=== To-do list ===
1 - Using the thread on electric aircraft motors, decide whether each statement agrees with it: (a) modern electric motors are already generally more than 95% efficient; (b) scramjets may in theory reach about 55 km; (c) the candidate plane named for the engine carries four passengers. Answer yes or no for each, and quote the deciding words.
2 - According to the thread on electric aircraft motors, why can electric motors fly aircraft higher than fuel-burning jet engines can, and why does flying higher help? Answer in one to three sentences.
3 - Pick up the thread on electric aircraft motors after its final sentence and continue it.

=== Source passage ===
▼

While weight is very important in electric aircraft, I was hoping to see an efficiency advantage as well (batteries weigh more than motors).
The top advantage of electric motors for aircraft is that they can fly at much higher altitude, therefore much lower air resistance, reducing energy requirements. Fuel-burning jet engines require a certain oxygen density to operate[1]. Electric motors don't need oxygen, and propellers/fans can operate even with very low air pressure.
"The limit on maximum altitude for engines is set by flammability- at very high altitudes the air becomes too thin to burn, or after compression, too hot. For turbojet engines altitudes of about 40 km appear to be possible, whereas for ramjet engines 55 km may be achievable. Scramjets may theoretically manage 75 km."
> and propellers can operate even with very low air pressure
How does that work exactly? Of course, my intuition is that lower air pressure means less to "push off of" but also less drag. And you've got certain constant overhead, like internal friction. Is there some sweet spot of air pressure where you'll get the best efficiency?
There is far more benefit to be had by reducing the weight of the motor than increasing the conversion efficiency, given that modern motors are already generally over 95% efficient, so there is just not that much left to gain there.
Unfortunately one of the pilots disadvantages is that they don't work at high altitudes. Turbo prop and turbo jet planes get around this with PACKs and bleed air. To make a high altitude electric small plane you're going to have to make a mini Dreamliner PACK or carry tanks of liquid/gaseous oxygen.
A candidate plane for this engine would be the Cesna Turbo Stationair.
-It is a six passenger plane with a base operating weight of about a ton.
-It's engine delivers 231 kW, which is slightly less than Siemens electric engine. It's mass is approx. 200 kg, so the Siemens engine frees up 150 kg of weight.

▲

=== Excerpted records ===
▼

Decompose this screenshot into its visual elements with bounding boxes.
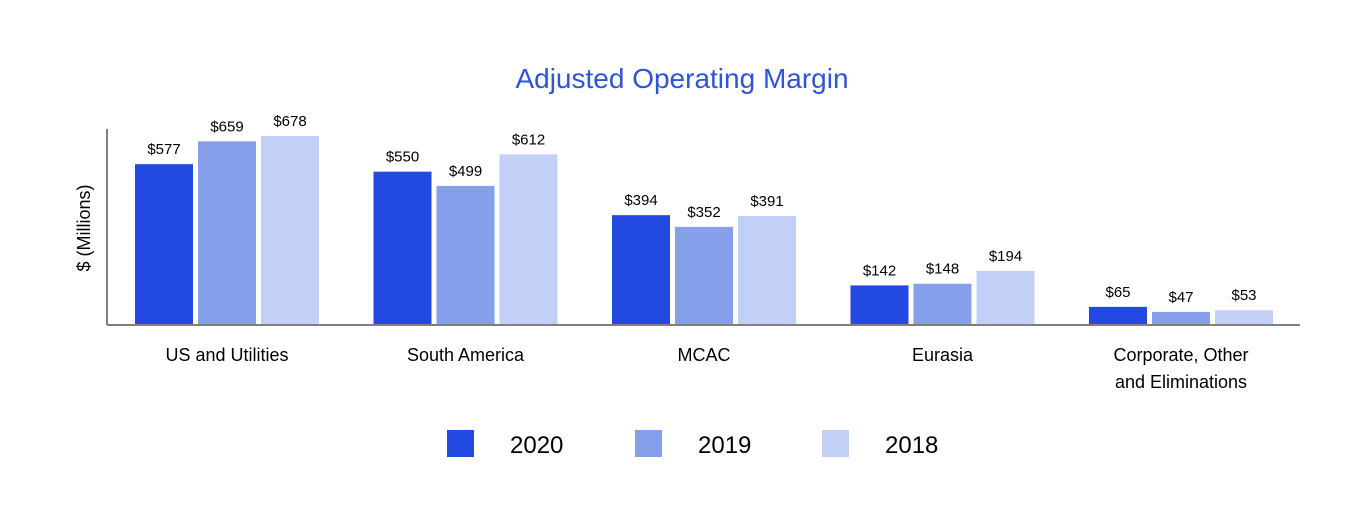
bar-2020-2 xyxy=(612,215,670,325)
plot-area: $577 $659 $678 US and Utilities $550 $499 $612… xyxy=(106,113,1300,392)
category-label-4: Corporate, Other and Eliminations xyxy=(1113,345,1248,392)
bar-2020-0 xyxy=(135,164,193,325)
bar-2018-1 xyxy=(499,154,558,325)
data-label-2018-3: $194 xyxy=(989,248,1022,265)
bar-2018-2 xyxy=(738,216,796,325)
bar-2019-4 xyxy=(1152,311,1210,325)
bar-2019-1 xyxy=(436,185,495,325)
bar-2020-4 xyxy=(1089,306,1147,325)
bar-2018-3 xyxy=(976,270,1035,325)
data-label-2019-1: $499 xyxy=(449,163,482,180)
bar-2018-0 xyxy=(261,136,319,325)
bar-2019-2 xyxy=(675,226,733,325)
bar-2018-4 xyxy=(1215,310,1273,325)
data-label-2019-2: $352 xyxy=(687,204,720,221)
data-label-2020-4: $65 xyxy=(1105,284,1130,301)
data-label-2020-0: $577 xyxy=(147,141,180,158)
bar-2019-0 xyxy=(198,141,256,325)
data-label-2018-2: $391 xyxy=(750,193,783,210)
data-label-2019-4: $47 xyxy=(1168,289,1193,306)
category-label-1: South America xyxy=(407,345,525,365)
bar-2019-3 xyxy=(913,283,972,325)
category-label-0: US and Utilities xyxy=(165,345,288,365)
chart-title: Adjusted Operating Margin xyxy=(515,63,848,94)
bar-2020-1 xyxy=(373,171,432,325)
data-label-2020-1: $550 xyxy=(386,149,419,166)
legend-swatch-2020 xyxy=(447,430,474,457)
data-label-2020-3: $142 xyxy=(863,262,896,279)
legend-swatch-2018 xyxy=(822,430,849,457)
data-label-2018-4: $53 xyxy=(1231,287,1256,304)
legend: 2020 2019 2018 xyxy=(447,430,938,459)
y-axis-label: $ (Millions) xyxy=(74,184,94,271)
category-label-3: Eurasia xyxy=(912,345,974,365)
bar-2020-3 xyxy=(850,285,909,325)
data-label-2018-1: $612 xyxy=(512,131,545,148)
data-label-2019-3: $148 xyxy=(926,261,959,278)
category-label-2: MCAC xyxy=(678,345,731,365)
legend-label-2019: 2019 xyxy=(698,432,751,459)
data-label-2018-0: $678 xyxy=(273,113,306,130)
legend-swatch-2019 xyxy=(635,430,662,457)
data-label-2020-2: $394 xyxy=(624,192,657,209)
legend-label-2018: 2018 xyxy=(885,432,938,459)
legend-label-2020: 2020 xyxy=(510,432,563,459)
data-label-2019-0: $659 xyxy=(210,118,243,135)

▲

=== Answers in order ===
1 -
(a) Yes: "modern motors are already generally over 95% efficient"
(b) No: "Scramjets may theoretically manage 75 km."
(c) No: "It is a six passenger plane"

2 - Fuel-burning jet engines need a certain oxygen density to run. Electric motors need no oxygen, and propellers or fans can still work in very low air pressure. Flying higher means much lower air resistance, which reduces energy requirements.

3 -
-It's fuel capacity is 237 kg of 100LL avgas. With an energy density of 44.0 MJ/kg, this gives the plane a stored energy of 10.4 GJ. The plane's max range is 1300 km.
-Tesla's best battery (the Smart) has an energy density of 132 WH/kg, which is 475.2 kJ/kg. That means you'd need 21.9 thousand kilograms of battery to store the same energy that's in the Cesna's tank when full.
-If we assume the plane's range is linearly related to it's stored fuel (an approximation not really accounting for take-offs), 237 kg plus the 150 kg saved in engine weight gives 0.051 GJ of stored energy, which would reduce the plane's range to 5% of normal, or about 63 km.
Based on this, don't expect an EV passenger plane anytime soon. Battery technology just isn't good enough yet. A hybrid with a gas-turbine generator is much more likely in the near future. This engine may also have applications where range is not important, such as training, stunt and racing planes.
Well, to begin with, you are off by a factor of 3 on useable energy, and perhaps by a factor of 2 on the energy density of best batteries of today (Wikipedia stated 0.95 MJ/KG for best Li batteries), so achievable range should be ~380 km to begin with. I'll also note that the fuel tank itself has weight (though I do not know how much it is).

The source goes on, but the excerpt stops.